• _Task prompt_
All of the lines below are to be transcribed faithfully, with pictures excluded from the copy.

• _Stored records_
========================================

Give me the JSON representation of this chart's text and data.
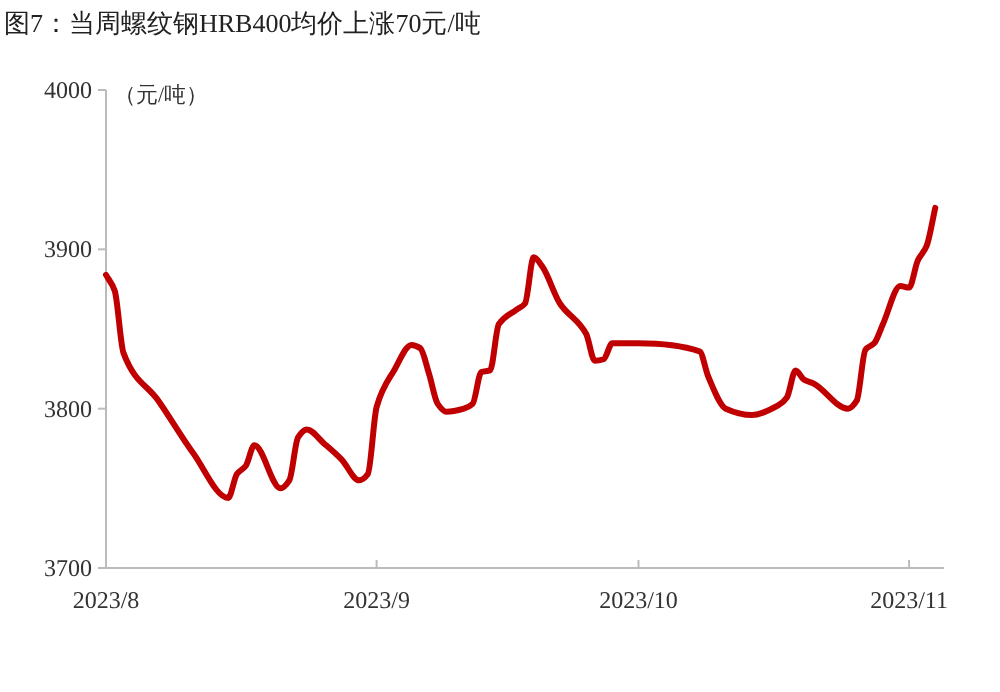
{
  "chart_data": {
    "type": "line",
    "title": "图7：当周螺纹钢HRB400均价上涨70元/吨",
    "ylabel": "（元/吨）",
    "x": [
      "2023-08-01",
      "2023-08-02",
      "2023-08-03",
      "2023-08-07",
      "2023-08-11",
      "2023-08-15",
      "2023-08-16",
      "2023-08-17",
      "2023-08-18",
      "2023-08-21",
      "2023-08-22",
      "2023-08-23",
      "2023-08-24",
      "2023-08-26",
      "2023-08-28",
      "2023-08-30",
      "2023-08-31",
      "2023-09-01",
      "2023-09-03",
      "2023-09-05",
      "2023-09-06",
      "2023-09-07",
      "2023-09-08",
      "2023-09-09",
      "2023-09-11",
      "2023-09-12",
      "2023-09-13",
      "2023-09-14",
      "2023-09-15",
      "2023-09-17",
      "2023-09-18",
      "2023-09-19",
      "2023-09-20",
      "2023-09-22",
      "2023-09-25",
      "2023-09-26",
      "2023-09-27",
      "2023-09-28",
      "2023-10-01",
      "2023-10-08",
      "2023-10-09",
      "2023-10-11",
      "2023-10-14",
      "2023-10-17",
      "2023-10-18",
      "2023-10-19",
      "2023-10-20",
      "2023-10-21",
      "2023-10-25",
      "2023-10-26",
      "2023-10-27",
      "2023-10-28",
      "2023-10-29",
      "2023-10-31",
      "2023-11-01",
      "2023-11-02",
      "2023-11-03",
      "2023-11-04"
    ],
    "series": [
      {
        "color": "#c00000",
        "values": [
          3884,
          3874,
          3835,
          3805,
          3772,
          3744,
          3759,
          3764,
          3777,
          3750,
          3755,
          3782,
          3787,
          3778,
          3768,
          3755,
          3759,
          3801,
          3824,
          3840,
          3838,
          3822,
          3803,
          3798,
          3800,
          3803,
          3823,
          3824,
          3853,
          3862,
          3866,
          3895,
          3889,
          3866,
          3847,
          3830,
          3831,
          3841,
          3841,
          3836,
          3820,
          3800,
          3796,
          3802,
          3807,
          3824,
          3818,
          3816,
          3800,
          3805,
          3837,
          3841,
          3853,
          3877,
          3876,
          3893,
          3902,
          3926
        ]
      }
    ],
    "xlim": [
      "2023-08-01",
      "2023-11-05"
    ],
    "xticks": [
      {
        "value": "2023-08-01",
        "label": "2023/8"
      },
      {
        "value": "2023-09-01",
        "label": "2023/9"
      },
      {
        "value": "2023-10-01",
        "label": "2023/10"
      },
      {
        "value": "2023-11-01",
        "label": "2023/11"
      }
    ],
    "ylim": [
      3700,
      4000
    ],
    "yticks": [
      3700,
      3800,
      3900,
      4000
    ]
  }
}
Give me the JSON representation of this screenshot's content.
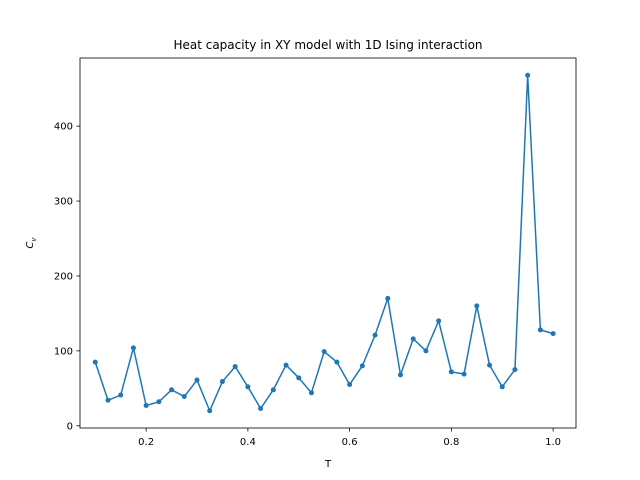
{
  "chart_data": {
    "type": "line",
    "title": "Heat capacity in XY model with 1D Ising interaction",
    "xlabel": "T",
    "ylabel": "C",
    "ylabel_subscript": "v",
    "xlim": [
      0.07,
      1.045
    ],
    "ylim": [
      -3,
      491
    ],
    "x_ticks": [
      0.2,
      0.4,
      0.6,
      0.8,
      1.0
    ],
    "x_tick_labels": [
      "0.2",
      "0.4",
      "0.6",
      "0.8",
      "1.0"
    ],
    "y_ticks": [
      0,
      100,
      200,
      300,
      400
    ],
    "y_tick_labels": [
      "0",
      "100",
      "200",
      "300",
      "400"
    ],
    "grid": false,
    "series": [
      {
        "color": "#1f77b4",
        "marker": "circle",
        "x": [
          0.1,
          0.125,
          0.15,
          0.175,
          0.2,
          0.225,
          0.25,
          0.275,
          0.3,
          0.325,
          0.35,
          0.375,
          0.4,
          0.425,
          0.45,
          0.475,
          0.5,
          0.525,
          0.55,
          0.575,
          0.6,
          0.625,
          0.65,
          0.675,
          0.7,
          0.725,
          0.75,
          0.775,
          0.8,
          0.825,
          0.85,
          0.875,
          0.9,
          0.925,
          0.95,
          0.975,
          1.0
        ],
        "y": [
          85,
          34,
          41,
          104,
          27,
          32,
          48,
          39,
          61,
          20,
          59,
          79,
          52,
          23,
          48,
          81,
          64,
          44,
          99,
          85,
          55,
          80,
          121,
          170,
          68,
          116,
          100,
          140,
          72,
          69,
          160,
          81,
          52,
          75,
          468,
          128,
          123
        ]
      }
    ]
  }
}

========================================

• _Response_
Give me the JSON representation of this chart's text and data.
{
  "chart_data": {
    "type": "line",
    "title": "图7：当周螺纹钢HRB400均价上涨70元/吨",
    "ylabel": "（元/吨）",
    "x": [
      "2023-08-01",
      "2023-08-02",
      "2023-08-03",
      "2023-08-07",
      "2023-08-11",
      "2023-08-15",
      "2023-08-16",
      "2023-08-17",
      "2023-08-18",
      "2023-08-21",
      "2023-08-22",
      "2023-08-23",
      "2023-08-24",
      "2023-08-26",
      "2023-08-28",
      "2023-08-30",
      "2023-08-31",
      "2023-09-01",
      "2023-09-03",
      "2023-09-05",
      "2023-09-06",
      "2023-09-07",
      "2023-09-08",
      "2023-09-09",
      "2023-09-11",
      "2023-09-12",
      "2023-09-13",
      "2023-09-14",
      "2023-09-15",
      "2023-09-17",
      "2023-09-18",
      "2023-09-19",
      "2023-09-20",
      "2023-09-22",
      "2023-09-25",
      "2023-09-26",
      "2023-09-27",
      "2023-09-28",
      "2023-10-01",
      "2023-10-08",
      "2023-10-09",
      "2023-10-11",
      "2023-10-14",
      "2023-10-17",
      "2023-10-18",
      "2023-10-19",
      "2023-10-20",
      "2023-10-21",
      "2023-10-25",
      "2023-10-26",
      "2023-10-27",
      "2023-10-28",
      "2023-10-29",
      "2023-10-31",
      "2023-11-01",
      "2023-11-02",
      "2023-11-03",
      "2023-11-04"
    ],
    "series": [
      {
        "color": "#c00000",
        "values": [
          3884,
          3874,
          3835,
          3805,
          3772,
          3744,
          3759,
          3764,
          3777,
          3750,
          3755,
          3782,
          3787,
          3778,
          3768,
          3755,
          3759,
          3801,
          3824,
          3840,
          3838,
          3822,
          3803,
          3798,
          3800,
          3803,
          3823,
          3824,
          3853,
          3862,
          3866,
          3895,
          3889,
          3866,
          3847,
          3830,
          3831,
          3841,
          3841,
          3836,
          3820,
          3800,
          3796,
          3802,
          3807,
          3824,
          3818,
          3816,
          3800,
          3805,
          3837,
          3841,
          3853,
          3877,
          3876,
          3893,
          3902,
          3926
        ]
      }
    ],
    "xlim": [
      "2023-08-01",
      "2023-11-05"
    ],
    "xticks": [
      {
        "value": "2023-08-01",
        "label": "2023/8"
      },
      {
        "value": "2023-09-01",
        "label": "2023/9"
      },
      {
        "value": "2023-10-01",
        "label": "2023/10"
      },
      {
        "value": "2023-11-01",
        "label": "2023/11"
      }
    ],
    "ylim": [
      3700,
      4000
    ],
    "yticks": [
      3700,
      3800,
      3900,
      4000
    ]
  }
}
Give me the JSON representation of this screenshot's content.
{
  "chart_data": {
    "type": "line",
    "title": "Heat capacity in XY model with 1D Ising interaction",
    "xlabel": "T",
    "ylabel": "C",
    "ylabel_subscript": "v",
    "xlim": [
      0.07,
      1.045
    ],
    "ylim": [
      -3,
      491
    ],
    "x_ticks": [
      0.2,
      0.4,
      0.6,
      0.8,
      1.0
    ],
    "x_tick_labels": [
      "0.2",
      "0.4",
      "0.6",
      "0.8",
      "1.0"
    ],
    "y_ticks": [
      0,
      100,
      200,
      300,
      400
    ],
    "y_tick_labels": [
      "0",
      "100",
      "200",
      "300",
      "400"
    ],
    "grid": false,
    "series": [
      {
        "color": "#1f77b4",
        "marker": "circle",
        "x": [
          0.1,
          0.125,
          0.15,
          0.175,
          0.2,
          0.225,
          0.25,
          0.275,
          0.3,
          0.325,
          0.35,
          0.375,
          0.4,
          0.425,
          0.45,
          0.475,
          0.5,
          0.525,
          0.55,
          0.575,
          0.6,
          0.625,
          0.65,
          0.675,
          0.7,
          0.725,
          0.75,
          0.775,
          0.8,
          0.825,
          0.85,
          0.875,
          0.9,
          0.925,
          0.95,
          0.975,
          1.0
        ],
        "y": [
          85,
          34,
          41,
          104,
          27,
          32,
          48,
          39,
          61,
          20,
          59,
          79,
          52,
          23,
          48,
          81,
          64,
          44,
          99,
          85,
          55,
          80,
          121,
          170,
          68,
          116,
          100,
          140,
          72,
          69,
          160,
          81,
          52,
          75,
          468,
          128,
          123
        ]
      }
    ]
  }
}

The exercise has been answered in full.